Pull out every line with the word "Основное".

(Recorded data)
####
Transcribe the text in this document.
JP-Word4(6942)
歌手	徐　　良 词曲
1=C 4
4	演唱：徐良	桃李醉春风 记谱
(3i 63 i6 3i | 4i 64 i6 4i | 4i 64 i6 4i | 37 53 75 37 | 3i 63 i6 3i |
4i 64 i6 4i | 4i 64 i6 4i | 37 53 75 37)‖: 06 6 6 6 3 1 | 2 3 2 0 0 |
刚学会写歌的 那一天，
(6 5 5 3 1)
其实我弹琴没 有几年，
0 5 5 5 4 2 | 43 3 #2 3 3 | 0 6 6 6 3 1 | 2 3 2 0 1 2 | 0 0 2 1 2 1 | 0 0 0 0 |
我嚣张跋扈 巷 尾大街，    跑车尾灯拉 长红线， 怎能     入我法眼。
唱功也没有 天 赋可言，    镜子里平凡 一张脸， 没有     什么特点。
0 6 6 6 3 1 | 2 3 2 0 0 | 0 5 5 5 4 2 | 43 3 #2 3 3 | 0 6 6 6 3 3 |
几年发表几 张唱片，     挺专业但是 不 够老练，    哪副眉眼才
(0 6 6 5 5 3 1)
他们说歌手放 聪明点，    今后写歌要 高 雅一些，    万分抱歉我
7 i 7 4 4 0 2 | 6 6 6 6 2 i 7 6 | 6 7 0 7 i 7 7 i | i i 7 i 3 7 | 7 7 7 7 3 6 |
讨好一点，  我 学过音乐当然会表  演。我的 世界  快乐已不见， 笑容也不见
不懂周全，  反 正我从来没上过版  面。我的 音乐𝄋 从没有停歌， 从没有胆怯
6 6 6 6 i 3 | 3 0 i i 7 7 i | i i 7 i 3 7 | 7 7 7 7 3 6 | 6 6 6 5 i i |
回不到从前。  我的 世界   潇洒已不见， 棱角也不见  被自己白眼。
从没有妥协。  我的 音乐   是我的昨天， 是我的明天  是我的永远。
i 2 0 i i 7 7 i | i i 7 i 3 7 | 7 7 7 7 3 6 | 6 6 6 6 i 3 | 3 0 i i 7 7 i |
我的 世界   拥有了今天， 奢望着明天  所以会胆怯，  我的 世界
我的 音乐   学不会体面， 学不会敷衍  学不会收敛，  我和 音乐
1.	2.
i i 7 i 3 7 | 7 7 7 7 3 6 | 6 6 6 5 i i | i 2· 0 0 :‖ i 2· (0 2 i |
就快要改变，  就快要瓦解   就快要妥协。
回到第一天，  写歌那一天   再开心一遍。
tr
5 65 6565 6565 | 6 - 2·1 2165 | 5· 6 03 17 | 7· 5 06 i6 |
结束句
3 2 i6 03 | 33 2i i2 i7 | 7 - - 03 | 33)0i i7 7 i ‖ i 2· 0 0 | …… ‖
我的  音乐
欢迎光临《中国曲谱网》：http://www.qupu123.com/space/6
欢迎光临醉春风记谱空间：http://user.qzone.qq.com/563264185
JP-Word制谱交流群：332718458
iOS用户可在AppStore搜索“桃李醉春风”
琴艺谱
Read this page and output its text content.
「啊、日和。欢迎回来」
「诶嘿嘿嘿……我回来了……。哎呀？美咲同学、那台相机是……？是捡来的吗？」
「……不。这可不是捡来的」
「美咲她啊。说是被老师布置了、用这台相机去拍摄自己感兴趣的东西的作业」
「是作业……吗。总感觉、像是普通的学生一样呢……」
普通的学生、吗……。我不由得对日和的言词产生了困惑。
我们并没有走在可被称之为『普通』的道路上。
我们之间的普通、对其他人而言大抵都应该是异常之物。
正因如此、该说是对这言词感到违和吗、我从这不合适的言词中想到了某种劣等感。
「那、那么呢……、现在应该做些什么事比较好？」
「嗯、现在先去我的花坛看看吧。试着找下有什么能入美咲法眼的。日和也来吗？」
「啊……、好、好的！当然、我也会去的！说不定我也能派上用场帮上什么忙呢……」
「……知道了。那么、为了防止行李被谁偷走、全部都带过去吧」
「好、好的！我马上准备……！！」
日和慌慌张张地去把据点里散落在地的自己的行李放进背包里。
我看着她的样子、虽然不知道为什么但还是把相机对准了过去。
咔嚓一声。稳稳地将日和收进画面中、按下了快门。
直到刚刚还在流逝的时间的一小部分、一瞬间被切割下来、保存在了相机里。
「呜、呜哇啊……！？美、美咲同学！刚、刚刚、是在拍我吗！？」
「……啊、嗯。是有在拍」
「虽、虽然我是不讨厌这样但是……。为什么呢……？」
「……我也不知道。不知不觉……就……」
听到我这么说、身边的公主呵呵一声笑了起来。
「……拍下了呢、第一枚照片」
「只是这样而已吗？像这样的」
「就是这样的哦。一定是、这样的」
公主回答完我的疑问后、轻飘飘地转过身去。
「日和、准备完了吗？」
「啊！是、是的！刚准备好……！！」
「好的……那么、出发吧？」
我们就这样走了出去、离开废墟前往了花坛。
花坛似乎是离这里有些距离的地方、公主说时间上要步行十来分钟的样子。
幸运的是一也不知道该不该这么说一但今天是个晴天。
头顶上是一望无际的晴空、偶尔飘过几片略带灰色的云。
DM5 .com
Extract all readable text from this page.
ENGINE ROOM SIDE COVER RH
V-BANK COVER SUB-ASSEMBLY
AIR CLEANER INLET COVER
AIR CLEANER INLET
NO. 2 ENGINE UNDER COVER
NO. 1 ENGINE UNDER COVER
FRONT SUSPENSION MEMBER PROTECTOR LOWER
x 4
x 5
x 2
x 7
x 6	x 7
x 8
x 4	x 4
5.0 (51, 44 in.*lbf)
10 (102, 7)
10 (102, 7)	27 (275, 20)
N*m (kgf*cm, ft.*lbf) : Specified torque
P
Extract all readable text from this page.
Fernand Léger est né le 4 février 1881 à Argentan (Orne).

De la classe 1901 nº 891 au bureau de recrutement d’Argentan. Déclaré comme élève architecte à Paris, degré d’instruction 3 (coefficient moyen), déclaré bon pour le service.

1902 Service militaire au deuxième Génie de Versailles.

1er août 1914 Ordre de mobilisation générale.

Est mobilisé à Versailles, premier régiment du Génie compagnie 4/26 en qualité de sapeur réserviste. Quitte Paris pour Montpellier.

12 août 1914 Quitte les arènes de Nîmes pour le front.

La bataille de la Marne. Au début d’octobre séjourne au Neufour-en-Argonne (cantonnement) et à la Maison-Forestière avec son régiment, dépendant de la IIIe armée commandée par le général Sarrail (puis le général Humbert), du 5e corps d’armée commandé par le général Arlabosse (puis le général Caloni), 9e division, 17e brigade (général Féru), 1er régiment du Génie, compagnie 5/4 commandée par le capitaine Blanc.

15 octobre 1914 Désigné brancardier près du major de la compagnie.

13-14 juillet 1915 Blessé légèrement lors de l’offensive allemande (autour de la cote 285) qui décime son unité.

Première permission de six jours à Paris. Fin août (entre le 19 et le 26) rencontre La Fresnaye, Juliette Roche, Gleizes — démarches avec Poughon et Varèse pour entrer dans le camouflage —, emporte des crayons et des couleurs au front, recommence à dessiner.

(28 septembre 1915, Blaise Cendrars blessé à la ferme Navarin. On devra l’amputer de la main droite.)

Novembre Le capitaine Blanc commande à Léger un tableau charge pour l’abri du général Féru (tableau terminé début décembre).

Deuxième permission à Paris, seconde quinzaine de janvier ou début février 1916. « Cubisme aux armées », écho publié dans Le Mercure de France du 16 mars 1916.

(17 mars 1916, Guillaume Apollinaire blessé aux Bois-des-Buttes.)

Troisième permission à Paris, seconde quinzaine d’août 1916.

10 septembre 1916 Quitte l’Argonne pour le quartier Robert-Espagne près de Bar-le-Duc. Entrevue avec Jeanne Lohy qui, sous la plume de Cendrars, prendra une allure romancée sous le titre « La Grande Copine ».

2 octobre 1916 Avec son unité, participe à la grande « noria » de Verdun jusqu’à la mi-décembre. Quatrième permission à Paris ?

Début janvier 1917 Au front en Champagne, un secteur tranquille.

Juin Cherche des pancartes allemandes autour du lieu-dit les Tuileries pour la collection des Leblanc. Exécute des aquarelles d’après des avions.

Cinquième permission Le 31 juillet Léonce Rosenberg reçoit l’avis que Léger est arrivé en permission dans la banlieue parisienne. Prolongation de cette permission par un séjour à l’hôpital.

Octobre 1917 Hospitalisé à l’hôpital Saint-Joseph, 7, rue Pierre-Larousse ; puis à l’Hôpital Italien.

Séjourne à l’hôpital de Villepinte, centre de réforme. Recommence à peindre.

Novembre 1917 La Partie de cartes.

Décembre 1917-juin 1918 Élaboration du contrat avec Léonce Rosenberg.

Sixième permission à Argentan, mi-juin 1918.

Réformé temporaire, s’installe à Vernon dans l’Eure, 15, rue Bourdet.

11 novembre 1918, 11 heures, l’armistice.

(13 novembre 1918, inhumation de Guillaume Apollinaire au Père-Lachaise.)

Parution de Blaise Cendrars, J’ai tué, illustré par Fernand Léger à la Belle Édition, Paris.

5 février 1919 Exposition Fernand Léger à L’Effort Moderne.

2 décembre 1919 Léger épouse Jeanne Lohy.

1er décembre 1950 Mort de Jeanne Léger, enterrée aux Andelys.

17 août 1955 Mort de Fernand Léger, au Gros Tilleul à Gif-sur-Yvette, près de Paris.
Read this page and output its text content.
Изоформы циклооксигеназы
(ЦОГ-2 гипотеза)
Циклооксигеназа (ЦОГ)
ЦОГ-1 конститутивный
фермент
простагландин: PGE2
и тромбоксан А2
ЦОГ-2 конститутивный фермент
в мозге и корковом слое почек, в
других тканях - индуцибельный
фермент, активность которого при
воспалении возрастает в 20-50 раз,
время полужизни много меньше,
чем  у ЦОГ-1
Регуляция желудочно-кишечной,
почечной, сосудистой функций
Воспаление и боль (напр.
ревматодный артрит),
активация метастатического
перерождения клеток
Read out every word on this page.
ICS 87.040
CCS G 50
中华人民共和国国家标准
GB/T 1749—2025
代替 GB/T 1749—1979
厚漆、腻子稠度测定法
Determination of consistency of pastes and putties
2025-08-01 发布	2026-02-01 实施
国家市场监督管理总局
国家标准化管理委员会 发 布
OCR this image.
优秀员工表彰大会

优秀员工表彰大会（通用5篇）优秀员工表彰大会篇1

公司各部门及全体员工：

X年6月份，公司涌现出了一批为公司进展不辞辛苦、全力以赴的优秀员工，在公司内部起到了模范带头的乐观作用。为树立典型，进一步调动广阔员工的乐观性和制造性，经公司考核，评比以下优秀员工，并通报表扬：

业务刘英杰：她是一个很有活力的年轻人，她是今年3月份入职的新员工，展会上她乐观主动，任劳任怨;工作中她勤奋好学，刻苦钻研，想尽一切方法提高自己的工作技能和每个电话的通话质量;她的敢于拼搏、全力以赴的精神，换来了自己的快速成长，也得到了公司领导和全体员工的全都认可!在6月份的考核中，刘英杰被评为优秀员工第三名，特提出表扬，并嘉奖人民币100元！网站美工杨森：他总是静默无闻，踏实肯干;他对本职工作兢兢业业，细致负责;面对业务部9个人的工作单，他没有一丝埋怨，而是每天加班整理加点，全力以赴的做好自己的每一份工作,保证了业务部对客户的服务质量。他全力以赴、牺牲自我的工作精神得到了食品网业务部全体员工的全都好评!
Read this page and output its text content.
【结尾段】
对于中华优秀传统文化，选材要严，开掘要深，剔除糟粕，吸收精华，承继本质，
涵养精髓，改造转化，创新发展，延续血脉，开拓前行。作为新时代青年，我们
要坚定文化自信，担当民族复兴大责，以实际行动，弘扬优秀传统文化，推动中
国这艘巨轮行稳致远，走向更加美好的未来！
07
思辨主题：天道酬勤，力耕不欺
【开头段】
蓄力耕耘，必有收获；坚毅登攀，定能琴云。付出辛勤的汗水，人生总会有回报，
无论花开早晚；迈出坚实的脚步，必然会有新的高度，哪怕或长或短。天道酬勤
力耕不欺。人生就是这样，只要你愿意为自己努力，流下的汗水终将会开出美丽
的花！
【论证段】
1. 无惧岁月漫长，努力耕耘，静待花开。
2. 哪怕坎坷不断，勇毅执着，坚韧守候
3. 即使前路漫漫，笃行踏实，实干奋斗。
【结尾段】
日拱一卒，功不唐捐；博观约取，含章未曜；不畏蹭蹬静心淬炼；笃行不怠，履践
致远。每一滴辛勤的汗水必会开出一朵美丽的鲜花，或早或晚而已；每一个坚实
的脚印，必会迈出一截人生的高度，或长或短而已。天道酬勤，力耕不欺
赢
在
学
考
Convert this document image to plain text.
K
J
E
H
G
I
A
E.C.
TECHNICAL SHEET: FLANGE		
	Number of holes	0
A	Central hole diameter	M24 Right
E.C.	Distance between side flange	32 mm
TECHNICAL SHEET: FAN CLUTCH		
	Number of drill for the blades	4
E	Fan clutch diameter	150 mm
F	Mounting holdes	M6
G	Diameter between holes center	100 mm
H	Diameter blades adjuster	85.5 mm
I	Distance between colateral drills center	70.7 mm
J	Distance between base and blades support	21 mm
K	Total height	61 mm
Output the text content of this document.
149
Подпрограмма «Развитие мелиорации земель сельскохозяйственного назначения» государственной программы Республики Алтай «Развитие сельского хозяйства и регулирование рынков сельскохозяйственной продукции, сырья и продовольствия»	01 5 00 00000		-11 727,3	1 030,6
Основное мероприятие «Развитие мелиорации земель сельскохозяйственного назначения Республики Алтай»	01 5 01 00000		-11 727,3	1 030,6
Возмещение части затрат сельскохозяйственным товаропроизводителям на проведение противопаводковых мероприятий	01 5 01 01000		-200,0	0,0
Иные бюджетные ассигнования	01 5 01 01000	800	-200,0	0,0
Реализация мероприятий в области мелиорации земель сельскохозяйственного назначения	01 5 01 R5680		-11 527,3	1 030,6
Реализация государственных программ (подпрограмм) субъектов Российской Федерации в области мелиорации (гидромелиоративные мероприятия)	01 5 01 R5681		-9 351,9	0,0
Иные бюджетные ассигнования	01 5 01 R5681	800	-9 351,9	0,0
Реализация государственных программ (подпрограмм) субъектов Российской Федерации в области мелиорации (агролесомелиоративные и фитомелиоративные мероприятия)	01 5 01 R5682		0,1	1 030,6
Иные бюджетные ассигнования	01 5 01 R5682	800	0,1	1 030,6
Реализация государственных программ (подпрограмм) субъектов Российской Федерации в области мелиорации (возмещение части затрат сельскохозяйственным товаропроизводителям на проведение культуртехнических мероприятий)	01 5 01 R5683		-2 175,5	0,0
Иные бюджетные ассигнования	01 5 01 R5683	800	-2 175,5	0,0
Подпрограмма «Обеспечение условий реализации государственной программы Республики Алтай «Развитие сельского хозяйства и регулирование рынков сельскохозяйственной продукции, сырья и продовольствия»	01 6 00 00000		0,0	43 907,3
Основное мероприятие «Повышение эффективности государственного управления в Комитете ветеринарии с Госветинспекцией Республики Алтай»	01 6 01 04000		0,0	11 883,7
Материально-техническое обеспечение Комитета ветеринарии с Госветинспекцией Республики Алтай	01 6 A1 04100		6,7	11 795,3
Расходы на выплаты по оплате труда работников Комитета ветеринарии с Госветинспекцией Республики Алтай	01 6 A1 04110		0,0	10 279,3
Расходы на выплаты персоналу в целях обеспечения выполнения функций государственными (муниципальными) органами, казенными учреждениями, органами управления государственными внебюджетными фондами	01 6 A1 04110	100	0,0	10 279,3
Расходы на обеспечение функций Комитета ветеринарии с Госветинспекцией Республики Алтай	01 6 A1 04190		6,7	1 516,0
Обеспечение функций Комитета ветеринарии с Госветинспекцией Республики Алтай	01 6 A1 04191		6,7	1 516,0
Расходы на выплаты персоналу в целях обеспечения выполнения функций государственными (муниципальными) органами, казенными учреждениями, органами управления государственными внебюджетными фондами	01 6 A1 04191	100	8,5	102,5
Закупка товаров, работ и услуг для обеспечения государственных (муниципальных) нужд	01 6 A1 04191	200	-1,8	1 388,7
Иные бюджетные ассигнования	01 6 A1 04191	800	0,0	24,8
####
RESPONSE TO THIS TASK:
Основное мероприятие «Развитие мелиорации земель сельскохозяйственного назначения Республики Алтай»	01 5 01 00000		-11 727,3	1 030,6
Основное мероприятие «Повышение эффективности государственного управления в Комитете ветеринарии с Госветинспекцией Республики Алтай»	01 6 01 04000		0,0	11 883,7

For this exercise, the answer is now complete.